● **Aim of the exercise**
Reduce the material below to its lines containing "élimination".

● **Record set**
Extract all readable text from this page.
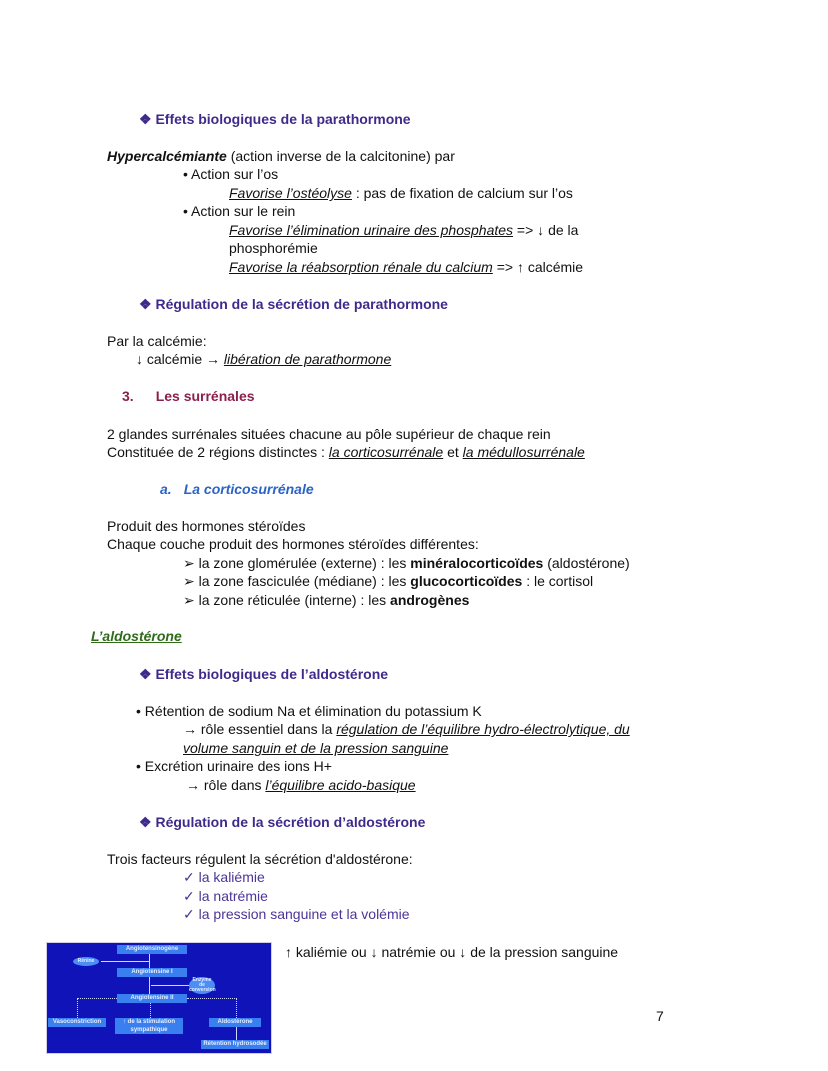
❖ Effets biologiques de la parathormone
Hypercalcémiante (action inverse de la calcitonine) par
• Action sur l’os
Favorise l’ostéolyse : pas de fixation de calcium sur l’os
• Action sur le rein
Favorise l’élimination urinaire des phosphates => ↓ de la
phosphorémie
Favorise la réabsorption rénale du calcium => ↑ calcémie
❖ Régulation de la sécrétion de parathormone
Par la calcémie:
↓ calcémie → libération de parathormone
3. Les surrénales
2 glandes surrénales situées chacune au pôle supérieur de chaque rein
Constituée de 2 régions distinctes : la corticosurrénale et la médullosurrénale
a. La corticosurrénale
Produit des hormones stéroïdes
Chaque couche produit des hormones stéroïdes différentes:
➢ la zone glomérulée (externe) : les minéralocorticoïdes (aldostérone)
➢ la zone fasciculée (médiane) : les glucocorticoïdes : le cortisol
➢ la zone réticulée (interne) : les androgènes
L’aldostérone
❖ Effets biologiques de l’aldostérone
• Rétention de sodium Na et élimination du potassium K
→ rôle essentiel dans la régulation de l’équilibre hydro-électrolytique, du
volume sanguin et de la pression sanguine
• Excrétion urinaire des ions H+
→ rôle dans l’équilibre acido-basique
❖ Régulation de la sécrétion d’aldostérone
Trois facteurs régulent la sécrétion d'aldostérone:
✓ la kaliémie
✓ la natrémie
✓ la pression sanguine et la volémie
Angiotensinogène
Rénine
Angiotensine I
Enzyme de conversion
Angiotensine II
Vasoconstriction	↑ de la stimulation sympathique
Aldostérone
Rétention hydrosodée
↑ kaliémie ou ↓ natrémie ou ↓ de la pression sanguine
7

● **Response below**
Favorise l’élimination urinaire des phosphates => ↓ de la
• Rétention de sodium Na et élimination du potassium K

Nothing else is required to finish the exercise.